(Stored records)
######

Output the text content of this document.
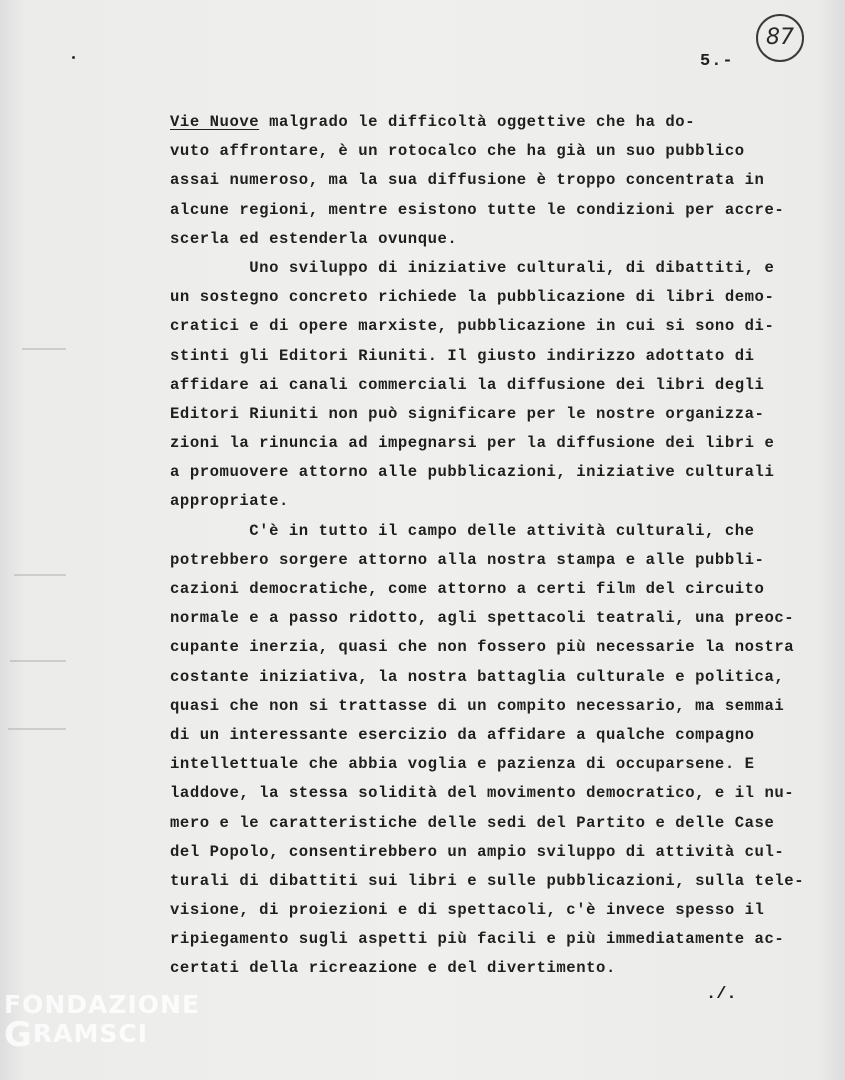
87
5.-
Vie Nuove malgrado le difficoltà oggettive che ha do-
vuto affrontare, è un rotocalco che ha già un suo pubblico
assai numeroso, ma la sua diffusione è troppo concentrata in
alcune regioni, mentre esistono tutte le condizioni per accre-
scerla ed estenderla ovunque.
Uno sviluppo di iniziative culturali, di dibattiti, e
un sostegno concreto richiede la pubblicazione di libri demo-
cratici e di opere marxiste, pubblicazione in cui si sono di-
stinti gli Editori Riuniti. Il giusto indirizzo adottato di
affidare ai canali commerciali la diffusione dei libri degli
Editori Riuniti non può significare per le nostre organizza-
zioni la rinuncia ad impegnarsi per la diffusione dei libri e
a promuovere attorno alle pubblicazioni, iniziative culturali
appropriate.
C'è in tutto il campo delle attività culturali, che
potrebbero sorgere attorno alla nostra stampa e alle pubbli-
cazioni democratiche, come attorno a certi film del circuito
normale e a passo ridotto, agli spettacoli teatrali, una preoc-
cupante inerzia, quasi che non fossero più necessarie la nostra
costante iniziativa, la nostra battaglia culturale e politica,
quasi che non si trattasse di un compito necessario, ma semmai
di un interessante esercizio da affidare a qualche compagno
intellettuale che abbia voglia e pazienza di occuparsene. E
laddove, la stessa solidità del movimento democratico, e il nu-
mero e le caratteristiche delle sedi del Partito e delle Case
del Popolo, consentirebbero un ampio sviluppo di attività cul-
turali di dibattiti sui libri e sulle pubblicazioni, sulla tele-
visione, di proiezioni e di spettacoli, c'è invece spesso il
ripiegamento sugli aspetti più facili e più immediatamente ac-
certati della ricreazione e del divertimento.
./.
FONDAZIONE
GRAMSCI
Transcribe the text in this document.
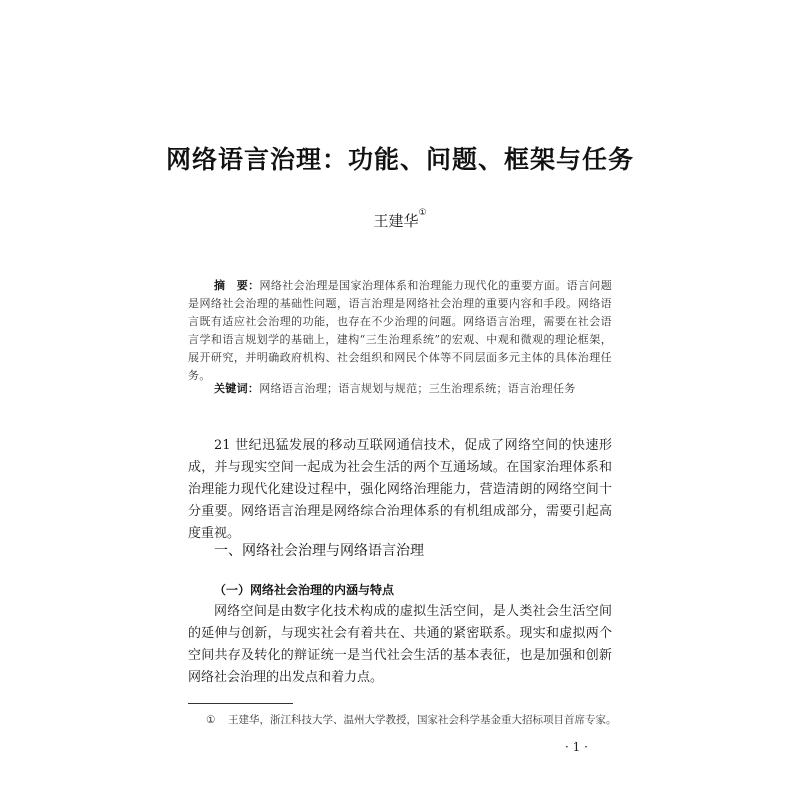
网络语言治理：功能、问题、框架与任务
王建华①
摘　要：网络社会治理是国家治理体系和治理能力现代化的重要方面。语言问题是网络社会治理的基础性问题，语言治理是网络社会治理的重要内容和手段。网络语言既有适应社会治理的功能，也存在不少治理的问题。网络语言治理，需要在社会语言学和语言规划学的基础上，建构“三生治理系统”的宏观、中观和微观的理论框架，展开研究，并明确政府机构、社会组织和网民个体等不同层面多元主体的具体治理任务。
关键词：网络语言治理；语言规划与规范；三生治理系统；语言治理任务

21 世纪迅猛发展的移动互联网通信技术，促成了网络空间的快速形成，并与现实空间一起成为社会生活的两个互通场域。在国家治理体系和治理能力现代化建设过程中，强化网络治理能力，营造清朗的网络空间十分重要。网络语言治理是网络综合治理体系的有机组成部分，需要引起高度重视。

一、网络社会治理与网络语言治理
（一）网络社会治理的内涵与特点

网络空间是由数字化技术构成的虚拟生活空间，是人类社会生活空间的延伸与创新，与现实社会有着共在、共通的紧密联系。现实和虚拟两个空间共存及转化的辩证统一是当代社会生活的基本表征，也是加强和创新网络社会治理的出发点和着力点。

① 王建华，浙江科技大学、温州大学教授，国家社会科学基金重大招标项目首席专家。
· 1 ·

######

• Aim
What is needed is an exact reproduction of the data, pictures excluded.

• Answer to this problem
Output the text content of this document.
87
5.-
Vie Nuove malgrado le difficoltà oggettive che ha do-
vuto affrontare, è un rotocalco che ha già un suo pubblico
assai numeroso, ma la sua diffusione è troppo concentrata in
alcune regioni, mentre esistono tutte le condizioni per accre-
scerla ed estenderla ovunque.
Uno sviluppo di iniziative culturali, di dibattiti, e
un sostegno concreto richiede la pubblicazione di libri demo-
cratici e di opere marxiste, pubblicazione in cui si sono di-
stinti gli Editori Riuniti. Il giusto indirizzo adottato di
affidare ai canali commerciali la diffusione dei libri degli
Editori Riuniti non può significare per le nostre organizza-
zioni la rinuncia ad impegnarsi per la diffusione dei libri e
a promuovere attorno alle pubblicazioni, iniziative culturali
appropriate.
C'è in tutto il campo delle attività culturali, che
potrebbero sorgere attorno alla nostra stampa e alle pubbli-
cazioni democratiche, come attorno a certi film del circuito
normale e a passo ridotto, agli spettacoli teatrali, una preoc-
cupante inerzia, quasi che non fossero più necessarie la nostra
costante iniziativa, la nostra battaglia culturale e politica,
quasi che non si trattasse di un compito necessario, ma semmai
di un interessante esercizio da affidare a qualche compagno
intellettuale che abbia voglia e pazienza di occuparsene. E
laddove, la stessa solidità del movimento democratico, e il nu-
mero e le caratteristiche delle sedi del Partito e delle Case
del Popolo, consentirebbero un ampio sviluppo di attività cul-
turali di dibattiti sui libri e sulle pubblicazioni, sulla tele-
visione, di proiezioni e di spettacoli, c'è invece spesso il
ripiegamento sugli aspetti più facili e più immediatamente ac-
certati della ricreazione e del divertimento.
./.
FONDAZIONE
GRAMSCI
Transcribe the text in this document.
网络语言治理：功能、问题、框架与任务
王建华①
摘　要：网络社会治理是国家治理体系和治理能力现代化的重要方面。语言问题是网络社会治理的基础性问题，语言治理是网络社会治理的重要内容和手段。网络语言既有适应社会治理的功能，也存在不少治理的问题。网络语言治理，需要在社会语言学和语言规划学的基础上，建构“三生治理系统”的宏观、中观和微观的理论框架，展开研究，并明确政府机构、社会组织和网民个体等不同层面多元主体的具体治理任务。
关键词：网络语言治理；语言规划与规范；三生治理系统；语言治理任务

21 世纪迅猛发展的移动互联网通信技术，促成了网络空间的快速形成，并与现实空间一起成为社会生活的两个互通场域。在国家治理体系和治理能力现代化建设过程中，强化网络治理能力，营造清朗的网络空间十分重要。网络语言治理是网络综合治理体系的有机组成部分，需要引起高度重视。

一、网络社会治理与网络语言治理
（一）网络社会治理的内涵与特点

网络空间是由数字化技术构成的虚拟生活空间，是人类社会生活空间的延伸与创新，与现实社会有着共在、共通的紧密联系。现实和虚拟两个空间共存及转化的辩证统一是当代社会生活的基本表征，也是加强和创新网络社会治理的出发点和着力点。

① 王建华，浙江科技大学、温州大学教授，国家社会科学基金重大招标项目首席专家。
· 1 ·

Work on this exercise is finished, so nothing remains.